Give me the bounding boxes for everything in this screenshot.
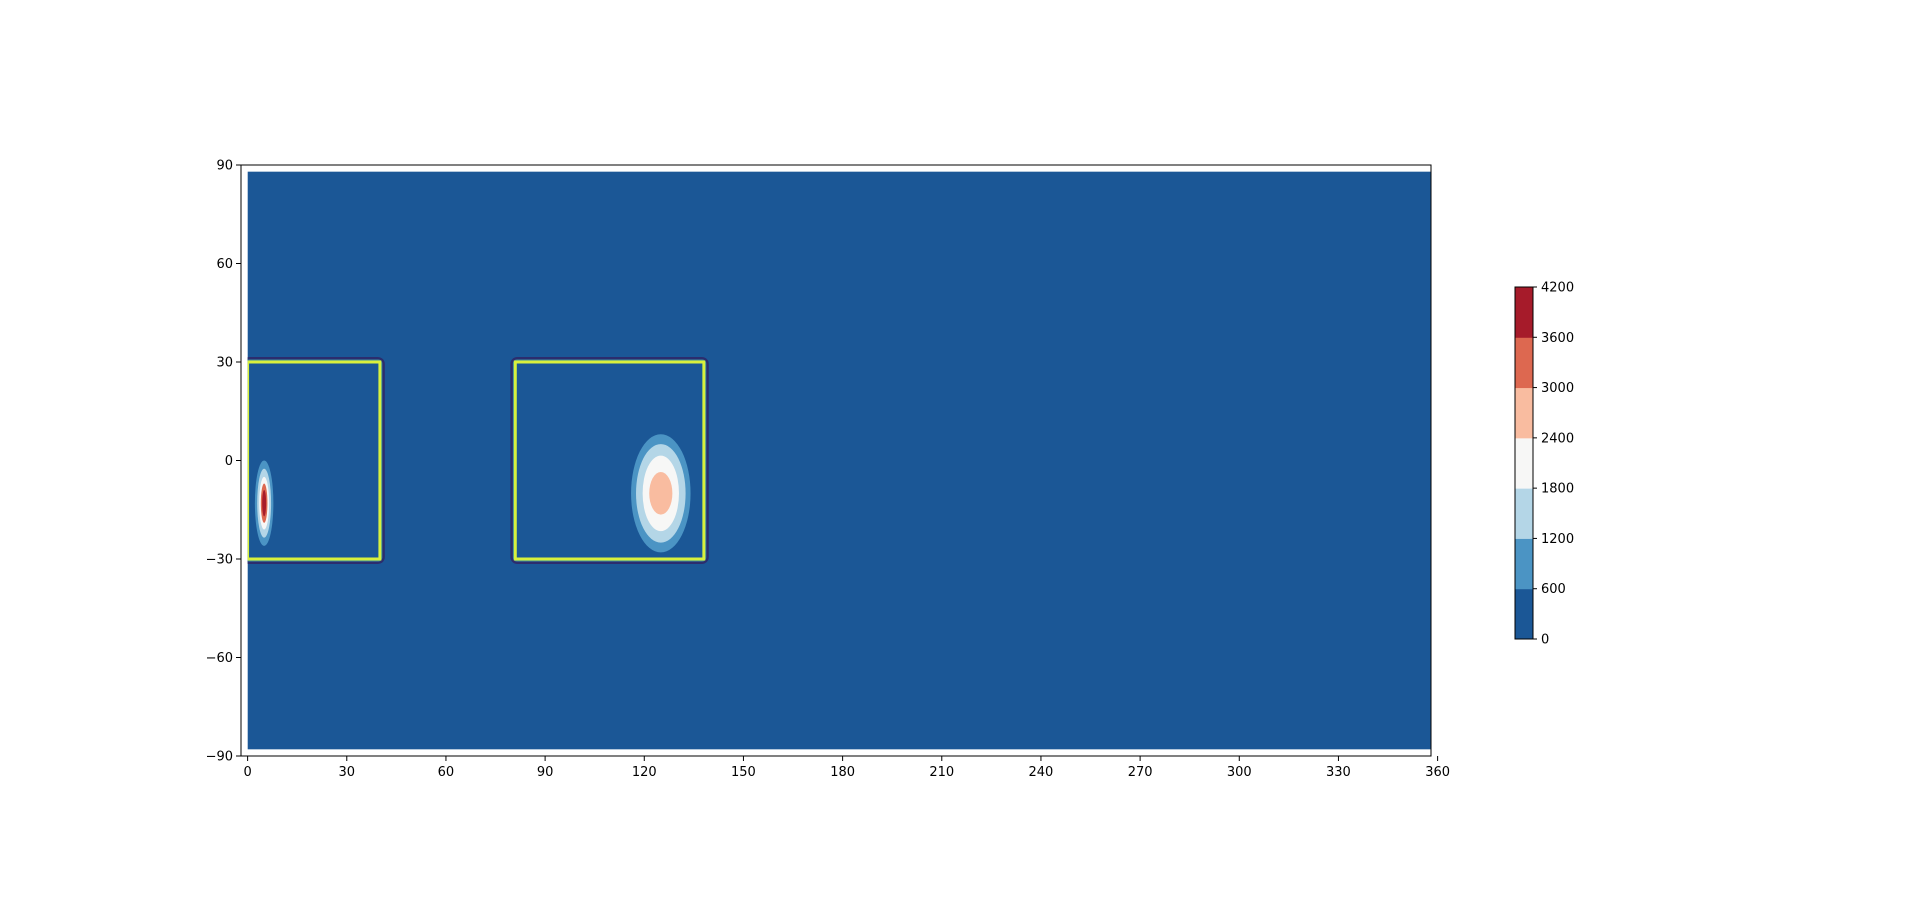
colorbar-tick-label: 4200 (1541, 281, 1574, 296)
colorbar-tick-label: 1800 (1541, 482, 1574, 497)
colorbar-tick-label: 3000 (1541, 381, 1574, 396)
x-tick-label: 330 (1326, 765, 1351, 780)
x-tick-label: 0 (243, 765, 251, 780)
x-tick-label: 90 (537, 765, 554, 780)
contour-blob-2-level-3600 (262, 490, 267, 517)
x-tick-label: 300 (1227, 765, 1252, 780)
y-tick-label: −90 (206, 750, 233, 765)
y-tick-label: 60 (216, 257, 233, 272)
x-tick-label: 240 (1029, 765, 1054, 780)
y-tick-label: 90 (216, 159, 233, 174)
colorbar-segment (1515, 538, 1533, 590)
x-tick-label: 30 (339, 765, 356, 780)
colorbar-segment (1515, 337, 1533, 389)
colorbar-segment (1515, 588, 1533, 640)
contour-blob-1-level-2400 (649, 471, 673, 515)
contour-background (247, 171, 1432, 750)
x-tick-label: 60 (438, 765, 455, 780)
y-tick-label: 30 (216, 356, 233, 371)
y-tick-label: −30 (206, 553, 233, 568)
colorbar-segment (1515, 387, 1533, 439)
colorbar-tick-label: 0 (1541, 633, 1549, 648)
colorbar-segment (1515, 437, 1533, 489)
x-tick-label: 210 (929, 765, 954, 780)
y-tick-label: −60 (206, 651, 233, 666)
colorbar-tick-label: 3600 (1541, 331, 1574, 346)
colorbar-tick-label: 2400 (1541, 431, 1574, 446)
plot-area (240, 164, 1432, 757)
colorbar-tick-label: 1200 (1541, 532, 1574, 547)
x-tick-label: 360 (1425, 765, 1450, 780)
contour-figure: 0 30 60 90 120 150 180 210 240 270 300 330 360 90603… (0, 0, 1920, 911)
x-tick-label: 150 (731, 765, 756, 780)
colorbar-segment (1515, 488, 1533, 539)
colorbar-tick-label: 600 (1541, 582, 1566, 597)
colorbar-segment (1515, 287, 1533, 338)
contour-field (247, 171, 1432, 750)
x-tick-label: 120 (632, 765, 657, 780)
x-tick-label: 270 (1128, 765, 1153, 780)
x-tick-label: 180 (830, 765, 855, 780)
y-tick-label: 0 (225, 454, 233, 469)
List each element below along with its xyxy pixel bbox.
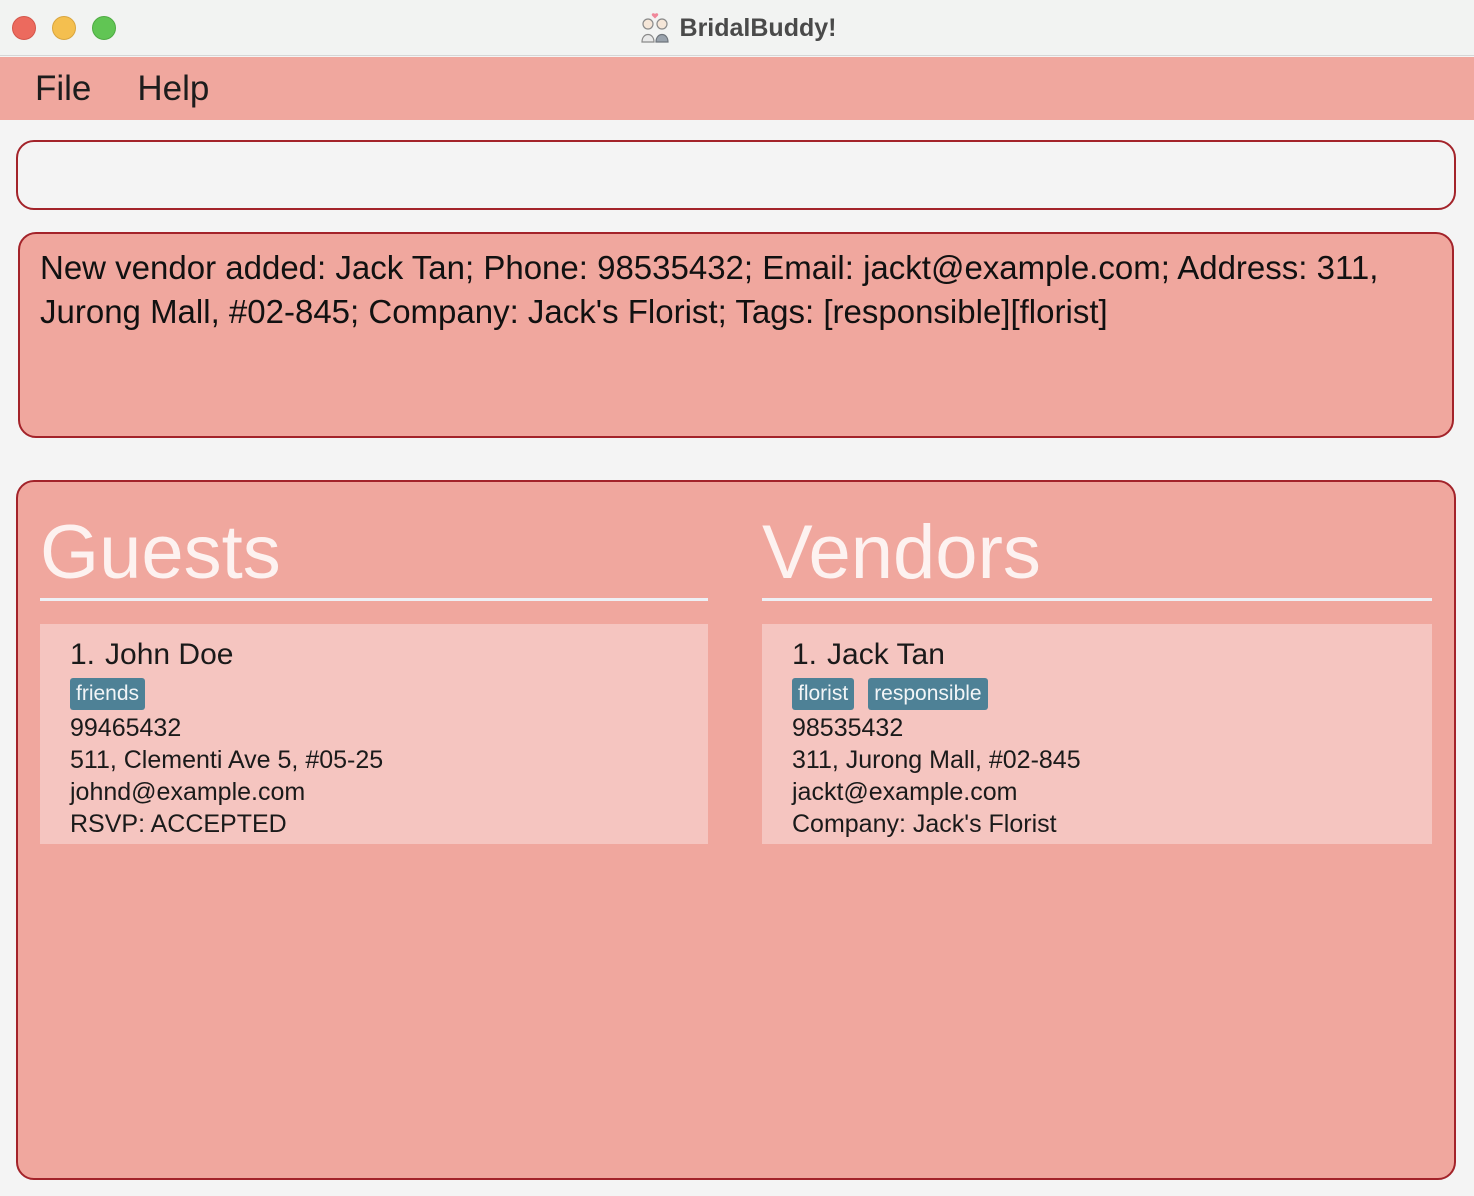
menu-help[interactable]: Help <box>137 69 209 109</box>
vendor-index: 1. <box>792 638 818 671</box>
guest-email: johnd@example.com <box>70 778 306 806</box>
tag-florist: florist <box>792 678 855 710</box>
vendor-card[interactable]: 1. Jack Tan florist responsible 98535432… <box>762 624 1432 844</box>
vendor-list-heading: Vendors <box>762 510 1041 595</box>
guest-name: John Doe <box>105 638 234 671</box>
vendor-card-title: 1. Jack Tan <box>792 636 1402 674</box>
vendor-address: 311, Jurong Mall, #02-845 <box>792 746 1081 774</box>
guest-card[interactable]: 1. John Doe friends 99465432 511, Clemen… <box>40 624 708 844</box>
app-window: BridalBuddy! File Help New vendor added:… <box>0 0 1474 1196</box>
menu-file[interactable]: File <box>35 69 91 109</box>
guest-tags: friends <box>70 678 678 710</box>
result-display: New vendor added: Jack Tan; Phone: 98535… <box>18 232 1454 438</box>
guest-list-heading: Guests <box>40 510 281 595</box>
title-bar: BridalBuddy! <box>0 0 1474 56</box>
command-input[interactable] <box>18 142 1454 208</box>
guest-rsvp: RSVP: ACCEPTED <box>70 810 287 838</box>
guest-index: 1. <box>70 638 96 671</box>
vendor-tags: florist responsible <box>792 678 1402 710</box>
bride-and-groom-icon <box>638 12 672 44</box>
vendor-phone: 98535432 <box>792 714 904 742</box>
window-title-group: BridalBuddy! <box>0 10 1474 46</box>
tag-friends: friends <box>70 678 146 710</box>
command-box <box>16 140 1456 210</box>
vendor-name: Jack Tan <box>827 638 945 671</box>
tag-responsible: responsible <box>868 678 988 710</box>
vendor-list-divider <box>762 598 1432 601</box>
result-message: New vendor added: Jack Tan; Phone: 98535… <box>40 249 1379 330</box>
vendor-company: Company: Jack's Florist <box>792 810 1057 838</box>
menu-bar: File Help <box>0 57 1474 120</box>
vendor-email: jackt@example.com <box>792 778 1018 806</box>
window-title: BridalBuddy! <box>679 13 837 42</box>
guest-card-title: 1. John Doe <box>70 636 678 674</box>
lists-panel: Guests 1. John Doe friends 99465432 511,… <box>16 480 1456 1180</box>
guest-list-divider <box>40 598 708 601</box>
guest-phone: 99465432 <box>70 714 182 742</box>
guest-address: 511, Clementi Ave 5, #05-25 <box>70 746 384 774</box>
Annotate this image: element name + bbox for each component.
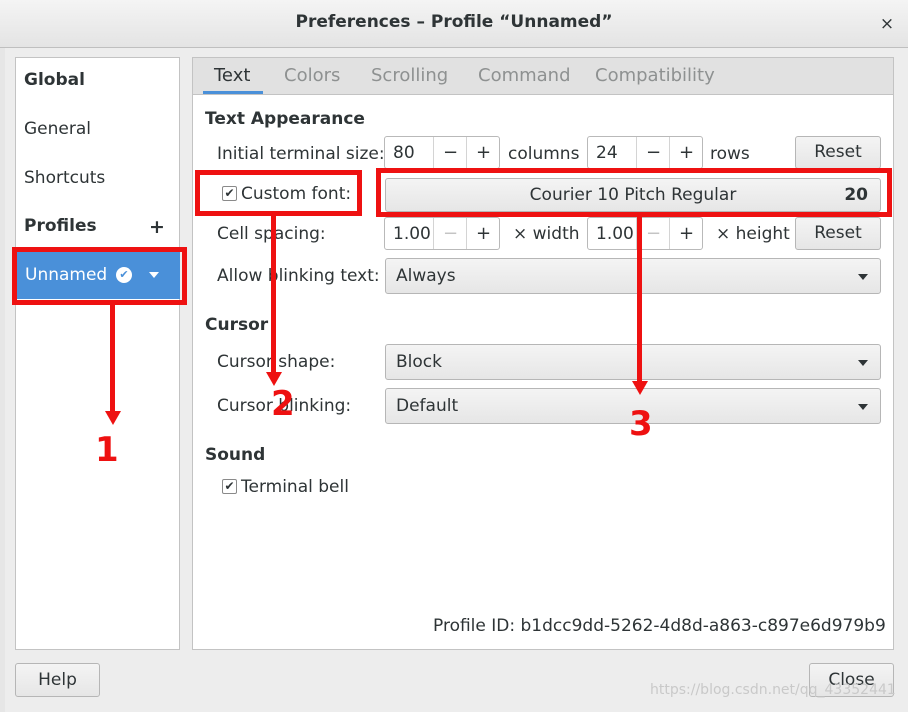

- **WRITTEN PROBLEM**: Write out every line of the material above without changing anything, and leave the pictures out.

- **COMPLETE OUTPUT**:
Give me the bounding boxes for everything in this screenshot.
colorbar-tick-label: 4200 (1541, 281, 1574, 296)
colorbar-tick-label: 1800 (1541, 482, 1574, 497)
colorbar-tick-label: 3000 (1541, 381, 1574, 396)
x-tick-label: 330 (1326, 765, 1351, 780)
x-tick-label: 0 (243, 765, 251, 780)
x-tick-label: 90 (537, 765, 554, 780)
contour-blob-2-level-3600 (262, 490, 267, 517)
x-tick-label: 300 (1227, 765, 1252, 780)
y-tick-label: −90 (206, 750, 233, 765)
y-tick-label: 60 (216, 257, 233, 272)
x-tick-label: 240 (1029, 765, 1054, 780)
y-tick-label: 90 (216, 159, 233, 174)
colorbar-segment (1515, 538, 1533, 590)
x-tick-label: 30 (339, 765, 356, 780)
colorbar-segment (1515, 337, 1533, 389)
colorbar-segment (1515, 588, 1533, 640)
contour-blob-1-level-2400 (649, 471, 673, 515)
contour-background (247, 171, 1432, 750)
x-tick-label: 60 (438, 765, 455, 780)
y-tick-label: 30 (216, 356, 233, 371)
y-tick-label: −30 (206, 553, 233, 568)
colorbar-segment (1515, 387, 1533, 439)
colorbar-tick-label: 0 (1541, 633, 1549, 648)
colorbar-segment (1515, 437, 1533, 489)
x-tick-label: 210 (929, 765, 954, 780)
y-tick-label: −60 (206, 651, 233, 666)
colorbar-tick-label: 3600 (1541, 331, 1574, 346)
colorbar-tick-label: 2400 (1541, 431, 1574, 446)
plot-area (240, 164, 1432, 757)
colorbar-tick-label: 1200 (1541, 532, 1574, 547)
x-tick-label: 360 (1425, 765, 1450, 780)
contour-figure: 0 30 60 90 120 150 180 210 240 270 300 330 360 90603… (0, 0, 1920, 911)
x-tick-label: 150 (731, 765, 756, 780)
colorbar-segment (1515, 488, 1533, 539)
colorbar-tick-label: 600 (1541, 582, 1566, 597)
colorbar-segment (1515, 287, 1533, 338)
contour-field (247, 171, 1432, 750)
x-tick-label: 120 (632, 765, 657, 780)
x-tick-label: 270 (1128, 765, 1153, 780)
x-tick-label: 180 (830, 765, 855, 780)
y-tick-label: 0 (225, 454, 233, 469)
List each element below along with its xyxy pixel bbox.
menu-help[interactable]: Help <box>137 69 209 109</box>
vendor-index: 1. <box>792 638 818 671</box>
guest-email: johnd@example.com <box>70 778 306 806</box>
tag-florist: florist <box>792 678 855 710</box>
vendor-card[interactable]: 1. Jack Tan florist responsible 98535432… <box>762 624 1432 844</box>
vendor-list-heading: Vendors <box>762 510 1041 595</box>
guest-name: John Doe <box>105 638 234 671</box>
vendor-card-title: 1. Jack Tan <box>792 636 1402 674</box>
vendor-address: 311, Jurong Mall, #02-845 <box>792 746 1081 774</box>
guest-card[interactable]: 1. John Doe friends 99465432 511, Clemen… <box>40 624 708 844</box>
app-window: BridalBuddy! File Help New vendor added:… <box>0 0 1474 1196</box>
menu-file[interactable]: File <box>35 69 91 109</box>
guest-tags: friends <box>70 678 678 710</box>
result-display: New vendor added: Jack Tan; Phone: 98535… <box>18 232 1454 438</box>
guest-list-heading: Guests <box>40 510 281 595</box>
title-bar: BridalBuddy! <box>0 0 1474 56</box>
command-input[interactable] <box>18 142 1454 208</box>
guest-rsvp: RSVP: ACCEPTED <box>70 810 287 838</box>
guest-index: 1. <box>70 638 96 671</box>
vendor-tags: florist responsible <box>792 678 1402 710</box>
bride-and-groom-icon <box>638 12 672 44</box>
vendor-phone: 98535432 <box>792 714 904 742</box>
window-title-group: BridalBuddy! <box>0 10 1474 46</box>
tag-friends: friends <box>70 678 146 710</box>
command-box <box>16 140 1456 210</box>
vendor-name: Jack Tan <box>827 638 945 671</box>
tag-responsible: responsible <box>868 678 988 710</box>
vendor-list-divider <box>762 598 1432 601</box>
result-message: New vendor added: Jack Tan; Phone: 98535… <box>40 249 1379 330</box>
vendor-company: Company: Jack's Florist <box>792 810 1057 838</box>
menu-bar: File Help <box>0 57 1474 120</box>
vendor-email: jackt@example.com <box>792 778 1018 806</box>
window-title: BridalBuddy! <box>679 13 837 42</box>
guest-card-title: 1. John Doe <box>70 636 678 674</box>
lists-panel: Guests 1. John Doe friends 99465432 511,… <box>16 480 1456 1180</box>
guest-list-divider <box>40 598 708 601</box>
guest-phone: 99465432 <box>70 714 182 742</box>
guest-address: 511, Clementi Ave 5, #05-25 <box>70 746 384 774</box>
Annotate this image: element name + bbox for each component.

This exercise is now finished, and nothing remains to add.